## AIM
Search the material for "xlabel" and show all lines that contain it.

═════ LISTED ENTRIES ═════

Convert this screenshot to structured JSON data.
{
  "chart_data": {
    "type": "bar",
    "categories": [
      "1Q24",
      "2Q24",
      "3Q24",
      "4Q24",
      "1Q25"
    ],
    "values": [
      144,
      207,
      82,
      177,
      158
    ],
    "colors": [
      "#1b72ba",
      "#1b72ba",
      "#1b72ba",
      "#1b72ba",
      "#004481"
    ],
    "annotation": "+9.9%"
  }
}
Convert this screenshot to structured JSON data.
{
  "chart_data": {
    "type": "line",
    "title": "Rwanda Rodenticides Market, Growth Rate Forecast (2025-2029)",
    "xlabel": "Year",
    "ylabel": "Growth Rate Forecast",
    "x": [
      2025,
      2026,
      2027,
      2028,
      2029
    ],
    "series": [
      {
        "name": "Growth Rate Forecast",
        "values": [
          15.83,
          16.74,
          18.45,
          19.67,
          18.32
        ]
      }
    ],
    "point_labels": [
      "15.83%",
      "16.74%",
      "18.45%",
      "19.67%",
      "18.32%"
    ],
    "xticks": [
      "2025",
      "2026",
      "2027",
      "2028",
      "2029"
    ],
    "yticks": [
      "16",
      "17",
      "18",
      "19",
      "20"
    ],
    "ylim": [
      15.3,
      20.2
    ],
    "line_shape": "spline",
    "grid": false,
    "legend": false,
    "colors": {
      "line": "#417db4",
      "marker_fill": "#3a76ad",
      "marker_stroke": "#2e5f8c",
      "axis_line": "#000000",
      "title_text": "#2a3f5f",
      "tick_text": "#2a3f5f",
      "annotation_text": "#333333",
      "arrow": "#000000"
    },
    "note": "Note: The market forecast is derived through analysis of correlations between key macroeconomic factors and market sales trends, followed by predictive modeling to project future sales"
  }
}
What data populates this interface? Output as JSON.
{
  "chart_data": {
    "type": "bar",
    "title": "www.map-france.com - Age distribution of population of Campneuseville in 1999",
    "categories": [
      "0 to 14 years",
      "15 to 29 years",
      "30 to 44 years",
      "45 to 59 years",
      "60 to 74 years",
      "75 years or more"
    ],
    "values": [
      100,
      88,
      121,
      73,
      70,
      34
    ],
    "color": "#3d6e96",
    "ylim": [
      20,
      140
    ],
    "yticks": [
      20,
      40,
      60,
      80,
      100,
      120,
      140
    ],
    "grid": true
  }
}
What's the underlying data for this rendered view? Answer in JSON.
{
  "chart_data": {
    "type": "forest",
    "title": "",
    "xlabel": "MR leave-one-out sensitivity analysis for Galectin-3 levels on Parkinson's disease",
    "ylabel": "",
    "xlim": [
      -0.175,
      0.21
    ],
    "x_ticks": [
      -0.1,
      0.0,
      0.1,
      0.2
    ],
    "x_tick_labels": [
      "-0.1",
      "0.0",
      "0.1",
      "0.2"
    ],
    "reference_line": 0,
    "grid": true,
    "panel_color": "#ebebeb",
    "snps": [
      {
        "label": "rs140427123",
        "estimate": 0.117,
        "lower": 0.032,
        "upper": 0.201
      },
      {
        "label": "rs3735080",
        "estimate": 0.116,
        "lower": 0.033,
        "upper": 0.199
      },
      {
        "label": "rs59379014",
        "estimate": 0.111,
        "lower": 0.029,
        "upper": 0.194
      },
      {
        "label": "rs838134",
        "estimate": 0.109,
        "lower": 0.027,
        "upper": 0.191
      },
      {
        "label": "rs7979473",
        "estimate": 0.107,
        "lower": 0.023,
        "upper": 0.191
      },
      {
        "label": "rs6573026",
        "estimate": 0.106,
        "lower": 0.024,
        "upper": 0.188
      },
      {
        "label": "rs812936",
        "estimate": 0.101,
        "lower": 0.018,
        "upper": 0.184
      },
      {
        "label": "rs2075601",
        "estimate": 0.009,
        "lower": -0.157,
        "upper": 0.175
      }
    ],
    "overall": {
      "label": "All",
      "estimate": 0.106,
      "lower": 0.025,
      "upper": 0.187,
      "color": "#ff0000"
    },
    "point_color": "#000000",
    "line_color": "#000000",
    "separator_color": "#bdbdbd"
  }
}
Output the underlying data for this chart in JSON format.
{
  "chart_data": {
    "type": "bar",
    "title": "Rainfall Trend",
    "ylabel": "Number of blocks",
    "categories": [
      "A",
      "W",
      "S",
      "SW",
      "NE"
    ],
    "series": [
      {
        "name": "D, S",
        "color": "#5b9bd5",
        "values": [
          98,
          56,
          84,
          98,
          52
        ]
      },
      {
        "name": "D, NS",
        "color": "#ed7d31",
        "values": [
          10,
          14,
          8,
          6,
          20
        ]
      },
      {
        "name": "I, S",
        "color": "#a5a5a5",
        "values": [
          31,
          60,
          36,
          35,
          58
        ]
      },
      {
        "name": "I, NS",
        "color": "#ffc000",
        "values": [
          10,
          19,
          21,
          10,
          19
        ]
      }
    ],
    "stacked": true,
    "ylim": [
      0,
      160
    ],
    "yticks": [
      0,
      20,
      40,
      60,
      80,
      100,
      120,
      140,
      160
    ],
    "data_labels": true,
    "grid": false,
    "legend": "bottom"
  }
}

═════

## OUTPUT BELOW
    "xlabel": "Year",
    "xlabel": "MR leave-one-out sensitivity analysis for Galectin-3 levels on Parkinson's disease",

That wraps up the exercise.